__CHALLENGE__. Work out how many lines contain "قیمتی". Reply with the count alone.

*** ROWS ***

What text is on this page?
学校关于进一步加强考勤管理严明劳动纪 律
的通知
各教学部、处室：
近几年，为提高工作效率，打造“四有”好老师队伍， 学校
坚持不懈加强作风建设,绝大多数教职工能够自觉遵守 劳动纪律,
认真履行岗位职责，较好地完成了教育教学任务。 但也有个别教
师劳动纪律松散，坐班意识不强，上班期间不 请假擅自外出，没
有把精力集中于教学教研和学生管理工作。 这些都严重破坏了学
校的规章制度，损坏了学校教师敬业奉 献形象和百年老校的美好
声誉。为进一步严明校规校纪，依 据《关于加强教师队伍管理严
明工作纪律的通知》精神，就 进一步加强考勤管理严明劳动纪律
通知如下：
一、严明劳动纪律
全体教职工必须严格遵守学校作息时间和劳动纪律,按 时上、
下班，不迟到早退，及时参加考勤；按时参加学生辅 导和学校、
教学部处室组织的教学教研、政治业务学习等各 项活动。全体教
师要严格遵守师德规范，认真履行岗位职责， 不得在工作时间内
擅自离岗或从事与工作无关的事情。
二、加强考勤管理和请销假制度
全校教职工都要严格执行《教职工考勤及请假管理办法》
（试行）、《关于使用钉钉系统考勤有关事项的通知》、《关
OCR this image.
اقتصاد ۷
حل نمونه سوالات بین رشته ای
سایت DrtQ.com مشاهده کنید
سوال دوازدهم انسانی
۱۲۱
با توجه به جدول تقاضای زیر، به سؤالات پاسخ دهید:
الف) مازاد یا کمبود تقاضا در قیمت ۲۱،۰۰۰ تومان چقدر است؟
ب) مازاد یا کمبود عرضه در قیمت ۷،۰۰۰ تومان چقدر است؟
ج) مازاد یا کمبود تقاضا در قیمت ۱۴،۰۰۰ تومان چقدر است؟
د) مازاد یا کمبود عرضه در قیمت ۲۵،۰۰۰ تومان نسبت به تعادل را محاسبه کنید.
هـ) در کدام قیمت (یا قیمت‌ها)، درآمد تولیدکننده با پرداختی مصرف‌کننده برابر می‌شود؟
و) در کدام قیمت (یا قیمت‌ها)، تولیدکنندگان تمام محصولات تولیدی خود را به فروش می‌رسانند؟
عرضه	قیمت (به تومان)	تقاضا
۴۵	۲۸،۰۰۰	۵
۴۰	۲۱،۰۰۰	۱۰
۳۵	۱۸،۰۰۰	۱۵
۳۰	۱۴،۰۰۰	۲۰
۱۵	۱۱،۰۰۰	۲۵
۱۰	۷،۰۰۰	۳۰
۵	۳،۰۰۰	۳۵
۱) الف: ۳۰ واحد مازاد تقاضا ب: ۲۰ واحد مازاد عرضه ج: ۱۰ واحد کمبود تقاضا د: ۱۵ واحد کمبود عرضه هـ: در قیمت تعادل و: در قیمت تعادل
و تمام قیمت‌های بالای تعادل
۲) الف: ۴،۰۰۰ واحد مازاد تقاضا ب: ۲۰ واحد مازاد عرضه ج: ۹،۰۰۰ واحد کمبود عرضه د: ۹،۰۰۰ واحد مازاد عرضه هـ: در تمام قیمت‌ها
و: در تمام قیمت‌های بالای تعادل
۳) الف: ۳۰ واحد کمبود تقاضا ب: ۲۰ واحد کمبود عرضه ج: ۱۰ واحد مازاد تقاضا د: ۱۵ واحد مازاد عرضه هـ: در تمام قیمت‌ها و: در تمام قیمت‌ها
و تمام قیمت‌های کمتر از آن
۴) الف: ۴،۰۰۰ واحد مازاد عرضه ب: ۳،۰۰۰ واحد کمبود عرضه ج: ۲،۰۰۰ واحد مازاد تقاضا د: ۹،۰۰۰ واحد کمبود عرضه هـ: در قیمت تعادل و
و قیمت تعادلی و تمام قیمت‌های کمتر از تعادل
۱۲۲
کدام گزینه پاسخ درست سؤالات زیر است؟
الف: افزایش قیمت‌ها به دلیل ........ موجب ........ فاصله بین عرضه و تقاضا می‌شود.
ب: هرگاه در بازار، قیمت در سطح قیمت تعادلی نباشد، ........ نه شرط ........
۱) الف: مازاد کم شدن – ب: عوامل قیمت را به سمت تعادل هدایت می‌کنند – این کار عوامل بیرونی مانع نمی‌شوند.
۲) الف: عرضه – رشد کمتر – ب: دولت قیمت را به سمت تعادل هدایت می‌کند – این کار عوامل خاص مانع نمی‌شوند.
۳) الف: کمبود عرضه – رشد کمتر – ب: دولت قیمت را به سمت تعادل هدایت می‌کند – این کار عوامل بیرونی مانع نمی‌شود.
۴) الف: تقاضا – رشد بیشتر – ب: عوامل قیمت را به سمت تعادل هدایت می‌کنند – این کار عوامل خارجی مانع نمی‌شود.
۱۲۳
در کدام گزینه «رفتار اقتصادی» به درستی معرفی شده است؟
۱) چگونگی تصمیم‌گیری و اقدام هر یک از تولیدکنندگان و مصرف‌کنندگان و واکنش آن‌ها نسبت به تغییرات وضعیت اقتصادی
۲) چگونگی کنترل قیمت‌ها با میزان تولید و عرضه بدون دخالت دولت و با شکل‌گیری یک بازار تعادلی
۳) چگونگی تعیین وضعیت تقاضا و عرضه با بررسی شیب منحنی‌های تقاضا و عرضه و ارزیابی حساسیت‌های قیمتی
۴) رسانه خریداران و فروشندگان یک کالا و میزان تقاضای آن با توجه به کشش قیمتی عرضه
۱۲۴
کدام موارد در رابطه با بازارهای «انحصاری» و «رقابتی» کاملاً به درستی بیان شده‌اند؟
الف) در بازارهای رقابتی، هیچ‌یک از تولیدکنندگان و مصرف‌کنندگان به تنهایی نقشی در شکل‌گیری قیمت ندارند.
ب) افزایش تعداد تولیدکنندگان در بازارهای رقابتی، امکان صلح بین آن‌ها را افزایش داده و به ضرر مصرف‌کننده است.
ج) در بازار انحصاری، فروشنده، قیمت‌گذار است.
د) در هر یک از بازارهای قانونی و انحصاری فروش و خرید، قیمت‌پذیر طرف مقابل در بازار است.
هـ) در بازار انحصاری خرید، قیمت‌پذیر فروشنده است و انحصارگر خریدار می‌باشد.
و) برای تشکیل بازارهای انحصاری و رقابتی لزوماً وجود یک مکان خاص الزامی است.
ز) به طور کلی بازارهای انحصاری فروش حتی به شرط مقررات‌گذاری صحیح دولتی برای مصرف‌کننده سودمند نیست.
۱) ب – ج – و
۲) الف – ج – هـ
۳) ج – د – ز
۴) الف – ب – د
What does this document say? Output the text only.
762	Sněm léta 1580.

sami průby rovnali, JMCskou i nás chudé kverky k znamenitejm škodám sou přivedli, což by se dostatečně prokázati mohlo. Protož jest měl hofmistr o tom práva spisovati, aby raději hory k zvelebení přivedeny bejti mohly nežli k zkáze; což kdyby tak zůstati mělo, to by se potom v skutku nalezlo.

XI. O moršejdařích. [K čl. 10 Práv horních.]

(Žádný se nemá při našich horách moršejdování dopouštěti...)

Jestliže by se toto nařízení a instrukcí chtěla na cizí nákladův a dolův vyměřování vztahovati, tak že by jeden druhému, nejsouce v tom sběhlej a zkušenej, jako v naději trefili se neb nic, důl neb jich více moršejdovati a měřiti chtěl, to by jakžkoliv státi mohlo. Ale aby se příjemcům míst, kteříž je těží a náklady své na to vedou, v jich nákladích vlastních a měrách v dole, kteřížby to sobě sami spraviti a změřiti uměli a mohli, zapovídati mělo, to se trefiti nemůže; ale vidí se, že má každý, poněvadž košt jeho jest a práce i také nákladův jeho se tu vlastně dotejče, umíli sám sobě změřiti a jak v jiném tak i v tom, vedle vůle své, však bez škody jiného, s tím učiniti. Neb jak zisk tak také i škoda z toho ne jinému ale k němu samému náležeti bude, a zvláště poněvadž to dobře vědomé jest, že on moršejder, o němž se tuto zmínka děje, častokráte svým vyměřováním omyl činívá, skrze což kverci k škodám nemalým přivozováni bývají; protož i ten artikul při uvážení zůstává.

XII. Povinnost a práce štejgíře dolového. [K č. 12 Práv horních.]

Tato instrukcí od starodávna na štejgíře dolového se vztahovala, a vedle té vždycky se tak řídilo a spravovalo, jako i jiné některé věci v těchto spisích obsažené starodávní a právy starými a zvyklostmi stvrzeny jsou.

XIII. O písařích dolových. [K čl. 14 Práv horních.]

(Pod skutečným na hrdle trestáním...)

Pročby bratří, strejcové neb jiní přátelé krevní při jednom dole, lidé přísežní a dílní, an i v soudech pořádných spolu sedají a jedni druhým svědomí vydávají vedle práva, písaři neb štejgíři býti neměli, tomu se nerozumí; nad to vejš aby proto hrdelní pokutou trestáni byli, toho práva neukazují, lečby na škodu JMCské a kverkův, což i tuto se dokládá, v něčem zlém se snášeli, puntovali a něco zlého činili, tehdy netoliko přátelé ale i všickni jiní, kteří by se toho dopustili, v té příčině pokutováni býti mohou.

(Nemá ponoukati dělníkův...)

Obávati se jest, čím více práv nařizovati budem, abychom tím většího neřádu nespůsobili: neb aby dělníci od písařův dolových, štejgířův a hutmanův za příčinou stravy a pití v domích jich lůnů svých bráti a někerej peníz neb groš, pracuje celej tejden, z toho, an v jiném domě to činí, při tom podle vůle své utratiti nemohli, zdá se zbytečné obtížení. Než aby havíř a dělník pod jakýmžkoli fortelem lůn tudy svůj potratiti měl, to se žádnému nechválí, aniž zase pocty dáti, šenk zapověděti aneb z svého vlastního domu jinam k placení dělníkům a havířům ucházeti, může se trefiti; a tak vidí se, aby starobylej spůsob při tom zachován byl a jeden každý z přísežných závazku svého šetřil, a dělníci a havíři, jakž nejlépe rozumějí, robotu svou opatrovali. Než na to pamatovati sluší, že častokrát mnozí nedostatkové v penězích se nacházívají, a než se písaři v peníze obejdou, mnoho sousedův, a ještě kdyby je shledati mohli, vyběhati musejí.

***

__RESULT OF THE EXERCISE__. 2